• [Data excerpts]
* start *

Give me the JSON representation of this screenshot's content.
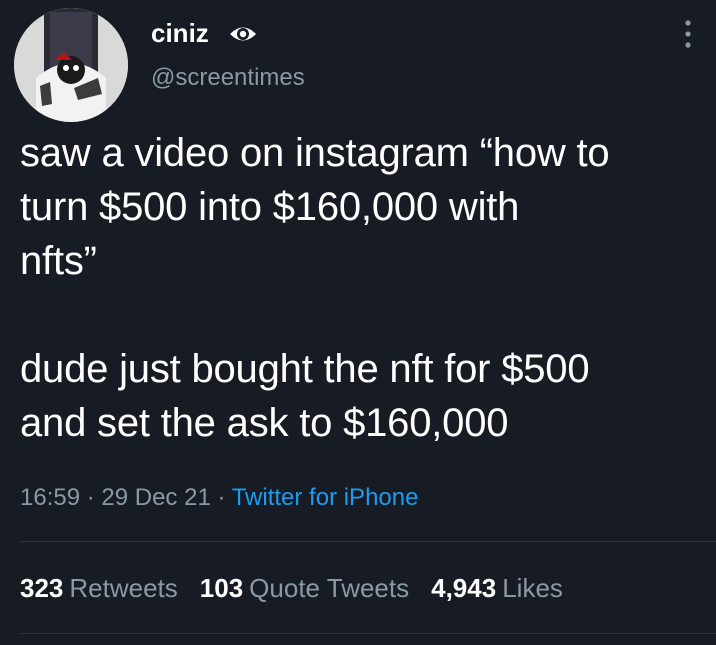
{
  "author": {
    "display_name": "ciniz",
    "handle": "@screentimes",
    "badge_icon": "eye-icon",
    "avatar_icon": "avatar-image"
  },
  "tweet": {
    "text": "saw a video on instagram “how to\nturn $500 into $160,000 with\nnfts”\n\ndude just bought the nft for $500\nand set the ask to $160,000"
  },
  "meta": {
    "time": "16:59",
    "separator": " · ",
    "date": "29 Dec 21",
    "source": "Twitter for iPhone"
  },
  "stats": {
    "retweets_count": "323",
    "retweets_label": "Retweets",
    "quotes_count": "103",
    "quotes_label": "Quote Tweets",
    "likes_count": "4,943",
    "likes_label": "Likes"
  },
  "colors": {
    "background": "#171c24",
    "text": "#ffffff",
    "secondary": "#8b98a5",
    "link": "#1d9bf0"
  }
}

* end *

• [Aim] Transcribe the listing above verbatim. Omit the pictures.

• [Exercise result]
Give me the JSON representation of this screenshot's content.
{
  "author": {
    "display_name": "ciniz",
    "handle": "@screentimes",
    "badge_icon": "eye-icon",
    "avatar_icon": "avatar-image"
  },
  "tweet": {
    "text": "saw a video on instagram “how to\nturn $500 into $160,000 with\nnfts”\n\ndude just bought the nft for $500\nand set the ask to $160,000"
  },
  "meta": {
    "time": "16:59",
    "separator": " · ",
    "date": "29 Dec 21",
    "source": "Twitter for iPhone"
  },
  "stats": {
    "retweets_count": "323",
    "retweets_label": "Retweets",
    "quotes_count": "103",
    "quotes_label": "Quote Tweets",
    "likes_count": "4,943",
    "likes_label": "Likes"
  },
  "colors": {
    "background": "#171c24",
    "text": "#ffffff",
    "secondary": "#8b98a5",
    "link": "#1d9bf0"
  }
}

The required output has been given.